*Written task*: Update the records from the first line through the line containing "Circle shape <box>250 182 276 208</box>", inclusive, by replacing "Ellipse" with "Oval" and leaving everything else unchanged. Return only those lines.

[Spatial annotation records]
--- --- ---
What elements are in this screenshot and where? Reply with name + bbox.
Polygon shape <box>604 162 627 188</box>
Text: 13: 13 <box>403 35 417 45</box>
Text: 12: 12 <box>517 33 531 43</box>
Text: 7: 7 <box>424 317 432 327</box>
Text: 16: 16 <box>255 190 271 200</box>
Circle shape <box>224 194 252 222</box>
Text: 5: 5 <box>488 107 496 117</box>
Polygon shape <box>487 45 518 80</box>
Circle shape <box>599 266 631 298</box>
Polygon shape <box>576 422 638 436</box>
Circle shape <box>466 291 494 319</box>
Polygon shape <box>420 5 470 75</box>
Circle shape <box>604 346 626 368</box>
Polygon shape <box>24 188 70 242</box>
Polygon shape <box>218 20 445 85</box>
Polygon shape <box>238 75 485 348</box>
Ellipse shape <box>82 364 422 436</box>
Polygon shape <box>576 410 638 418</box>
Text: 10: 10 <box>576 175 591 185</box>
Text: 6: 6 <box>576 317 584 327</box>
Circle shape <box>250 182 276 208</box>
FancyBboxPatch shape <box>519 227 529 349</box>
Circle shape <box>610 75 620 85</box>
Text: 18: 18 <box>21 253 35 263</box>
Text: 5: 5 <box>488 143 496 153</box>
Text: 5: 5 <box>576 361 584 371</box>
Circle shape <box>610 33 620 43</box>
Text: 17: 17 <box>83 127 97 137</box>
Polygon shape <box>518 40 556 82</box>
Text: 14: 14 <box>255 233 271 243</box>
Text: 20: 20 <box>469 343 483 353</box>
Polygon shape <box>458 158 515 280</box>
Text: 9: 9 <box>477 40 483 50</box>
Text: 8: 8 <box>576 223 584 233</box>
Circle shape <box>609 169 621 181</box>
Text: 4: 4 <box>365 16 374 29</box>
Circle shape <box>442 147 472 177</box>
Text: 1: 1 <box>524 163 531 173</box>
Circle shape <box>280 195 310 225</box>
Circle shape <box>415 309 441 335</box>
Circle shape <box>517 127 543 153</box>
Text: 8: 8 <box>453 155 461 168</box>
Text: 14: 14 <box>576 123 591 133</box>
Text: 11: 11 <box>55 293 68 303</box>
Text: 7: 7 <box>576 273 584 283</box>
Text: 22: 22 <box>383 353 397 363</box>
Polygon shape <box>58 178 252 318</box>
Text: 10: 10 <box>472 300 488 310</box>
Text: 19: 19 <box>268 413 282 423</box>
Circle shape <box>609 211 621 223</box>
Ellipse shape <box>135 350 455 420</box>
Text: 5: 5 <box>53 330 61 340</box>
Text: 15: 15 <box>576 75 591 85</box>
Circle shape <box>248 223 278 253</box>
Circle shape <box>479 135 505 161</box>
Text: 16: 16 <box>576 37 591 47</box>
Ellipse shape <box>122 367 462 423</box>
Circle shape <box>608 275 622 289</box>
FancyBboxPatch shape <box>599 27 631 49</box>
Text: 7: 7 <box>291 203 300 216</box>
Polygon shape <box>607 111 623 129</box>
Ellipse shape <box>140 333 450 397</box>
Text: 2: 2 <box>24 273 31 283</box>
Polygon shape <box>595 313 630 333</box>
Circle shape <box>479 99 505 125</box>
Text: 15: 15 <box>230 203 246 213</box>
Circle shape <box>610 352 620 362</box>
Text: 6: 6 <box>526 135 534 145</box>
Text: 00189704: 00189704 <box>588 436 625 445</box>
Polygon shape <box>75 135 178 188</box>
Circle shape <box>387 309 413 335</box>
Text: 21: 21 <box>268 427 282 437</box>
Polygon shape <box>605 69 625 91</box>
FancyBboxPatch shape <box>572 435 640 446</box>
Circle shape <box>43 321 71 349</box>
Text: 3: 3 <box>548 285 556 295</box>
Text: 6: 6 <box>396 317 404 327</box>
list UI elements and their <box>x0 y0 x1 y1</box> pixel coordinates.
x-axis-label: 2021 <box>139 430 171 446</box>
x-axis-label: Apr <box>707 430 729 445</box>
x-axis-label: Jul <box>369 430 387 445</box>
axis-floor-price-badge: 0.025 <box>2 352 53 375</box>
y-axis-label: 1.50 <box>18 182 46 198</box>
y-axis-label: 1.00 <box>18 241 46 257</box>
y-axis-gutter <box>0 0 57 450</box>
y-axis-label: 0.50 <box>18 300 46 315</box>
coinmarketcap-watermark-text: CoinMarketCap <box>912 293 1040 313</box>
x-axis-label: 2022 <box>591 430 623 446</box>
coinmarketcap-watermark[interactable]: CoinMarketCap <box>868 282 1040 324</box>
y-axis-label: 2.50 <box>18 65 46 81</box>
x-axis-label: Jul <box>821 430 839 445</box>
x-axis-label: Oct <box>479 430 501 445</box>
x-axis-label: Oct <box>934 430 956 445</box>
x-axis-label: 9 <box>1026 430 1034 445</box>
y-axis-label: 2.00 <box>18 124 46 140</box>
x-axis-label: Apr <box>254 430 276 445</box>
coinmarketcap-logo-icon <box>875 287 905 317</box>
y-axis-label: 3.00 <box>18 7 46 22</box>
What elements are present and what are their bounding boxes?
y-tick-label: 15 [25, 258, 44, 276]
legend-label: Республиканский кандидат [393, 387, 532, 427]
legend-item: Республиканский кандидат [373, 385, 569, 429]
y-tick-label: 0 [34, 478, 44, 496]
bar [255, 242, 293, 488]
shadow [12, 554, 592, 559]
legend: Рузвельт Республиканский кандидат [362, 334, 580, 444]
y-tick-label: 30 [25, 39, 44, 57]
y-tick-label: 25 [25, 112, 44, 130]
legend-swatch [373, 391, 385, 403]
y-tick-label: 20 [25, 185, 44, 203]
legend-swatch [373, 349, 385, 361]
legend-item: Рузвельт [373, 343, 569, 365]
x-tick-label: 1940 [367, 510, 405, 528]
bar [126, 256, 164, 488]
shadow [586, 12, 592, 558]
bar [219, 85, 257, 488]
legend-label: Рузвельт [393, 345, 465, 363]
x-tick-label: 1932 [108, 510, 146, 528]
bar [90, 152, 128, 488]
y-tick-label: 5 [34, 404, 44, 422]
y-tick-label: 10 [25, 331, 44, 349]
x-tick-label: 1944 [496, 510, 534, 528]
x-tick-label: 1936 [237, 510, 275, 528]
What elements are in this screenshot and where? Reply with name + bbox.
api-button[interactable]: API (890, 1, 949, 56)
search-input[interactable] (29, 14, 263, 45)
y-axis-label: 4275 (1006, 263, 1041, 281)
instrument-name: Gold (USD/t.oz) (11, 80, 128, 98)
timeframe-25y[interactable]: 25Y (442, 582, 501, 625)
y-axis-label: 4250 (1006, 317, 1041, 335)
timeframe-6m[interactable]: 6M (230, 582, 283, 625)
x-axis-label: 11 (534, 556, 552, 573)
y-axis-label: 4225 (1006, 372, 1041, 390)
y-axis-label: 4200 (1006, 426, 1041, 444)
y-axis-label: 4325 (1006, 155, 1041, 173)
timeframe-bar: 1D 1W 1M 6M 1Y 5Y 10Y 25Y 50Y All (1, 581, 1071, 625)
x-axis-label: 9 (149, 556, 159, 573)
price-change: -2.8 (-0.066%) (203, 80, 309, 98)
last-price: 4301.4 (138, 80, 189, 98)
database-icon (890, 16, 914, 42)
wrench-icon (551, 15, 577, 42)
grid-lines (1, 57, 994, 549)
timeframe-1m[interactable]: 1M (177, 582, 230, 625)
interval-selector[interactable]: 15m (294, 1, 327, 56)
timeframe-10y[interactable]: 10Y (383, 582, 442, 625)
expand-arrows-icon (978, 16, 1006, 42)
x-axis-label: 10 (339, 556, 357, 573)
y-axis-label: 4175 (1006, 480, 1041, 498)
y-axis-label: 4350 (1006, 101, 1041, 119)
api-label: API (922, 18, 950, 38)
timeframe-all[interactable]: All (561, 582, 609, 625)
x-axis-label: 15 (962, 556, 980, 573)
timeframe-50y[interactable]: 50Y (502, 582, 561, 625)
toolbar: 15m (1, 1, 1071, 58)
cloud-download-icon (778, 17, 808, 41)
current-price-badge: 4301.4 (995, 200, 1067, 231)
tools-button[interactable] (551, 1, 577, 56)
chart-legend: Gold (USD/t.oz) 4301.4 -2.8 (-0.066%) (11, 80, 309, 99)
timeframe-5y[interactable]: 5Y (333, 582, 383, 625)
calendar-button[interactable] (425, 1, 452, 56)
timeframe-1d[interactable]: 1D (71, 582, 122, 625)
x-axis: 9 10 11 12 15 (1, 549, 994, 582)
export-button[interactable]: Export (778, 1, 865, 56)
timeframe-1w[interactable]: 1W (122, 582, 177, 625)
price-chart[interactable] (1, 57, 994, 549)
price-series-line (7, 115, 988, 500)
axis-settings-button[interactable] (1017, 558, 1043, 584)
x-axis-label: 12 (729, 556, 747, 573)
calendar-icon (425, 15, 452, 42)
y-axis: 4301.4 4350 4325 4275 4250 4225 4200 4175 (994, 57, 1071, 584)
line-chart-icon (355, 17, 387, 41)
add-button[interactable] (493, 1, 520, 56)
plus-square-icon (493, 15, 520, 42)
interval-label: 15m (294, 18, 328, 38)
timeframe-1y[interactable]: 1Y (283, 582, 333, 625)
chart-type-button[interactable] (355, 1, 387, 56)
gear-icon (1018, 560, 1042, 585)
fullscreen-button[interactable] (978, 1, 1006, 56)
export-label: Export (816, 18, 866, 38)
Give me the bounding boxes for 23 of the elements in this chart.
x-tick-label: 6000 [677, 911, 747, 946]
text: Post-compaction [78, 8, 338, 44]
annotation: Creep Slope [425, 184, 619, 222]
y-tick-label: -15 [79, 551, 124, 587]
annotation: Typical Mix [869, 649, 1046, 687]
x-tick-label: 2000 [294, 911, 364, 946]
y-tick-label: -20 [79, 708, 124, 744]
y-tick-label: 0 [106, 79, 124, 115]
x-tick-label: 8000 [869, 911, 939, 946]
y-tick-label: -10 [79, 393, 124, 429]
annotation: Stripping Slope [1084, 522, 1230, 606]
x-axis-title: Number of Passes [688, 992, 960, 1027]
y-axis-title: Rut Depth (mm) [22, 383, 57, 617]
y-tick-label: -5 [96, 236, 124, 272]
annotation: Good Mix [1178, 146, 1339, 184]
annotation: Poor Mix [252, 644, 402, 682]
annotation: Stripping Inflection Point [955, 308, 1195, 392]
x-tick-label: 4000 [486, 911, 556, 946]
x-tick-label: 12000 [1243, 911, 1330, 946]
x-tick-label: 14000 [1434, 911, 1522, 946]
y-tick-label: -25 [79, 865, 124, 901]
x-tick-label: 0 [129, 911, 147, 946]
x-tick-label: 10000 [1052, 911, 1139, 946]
--- --- ---
*Problem solution*:
What elements are in this screenshot and where? Reply with name + bbox.
Polygon shape <box>604 162 627 188</box>
Text: 13: 13 <box>403 35 417 45</box>
Text: 12: 12 <box>517 33 531 43</box>
Text: 7: 7 <box>424 317 432 327</box>
Text: 16: 16 <box>255 190 271 200</box>
Circle shape <box>224 194 252 222</box>
Text: 5: 5 <box>488 107 496 117</box>
Polygon shape <box>487 45 518 80</box>
Circle shape <box>599 266 631 298</box>
Polygon shape <box>576 422 638 436</box>
Circle shape <box>466 291 494 319</box>
Polygon shape <box>420 5 470 75</box>
Circle shape <box>604 346 626 368</box>
Polygon shape <box>24 188 70 242</box>
Polygon shape <box>218 20 445 85</box>
Polygon shape <box>238 75 485 348</box>
Oval shape <box>82 364 422 436</box>
Polygon shape <box>576 410 638 418</box>
Text: 10: 10 <box>576 175 591 185</box>
Text: 6: 6 <box>576 317 584 327</box>
Circle shape <box>250 182 276 208</box>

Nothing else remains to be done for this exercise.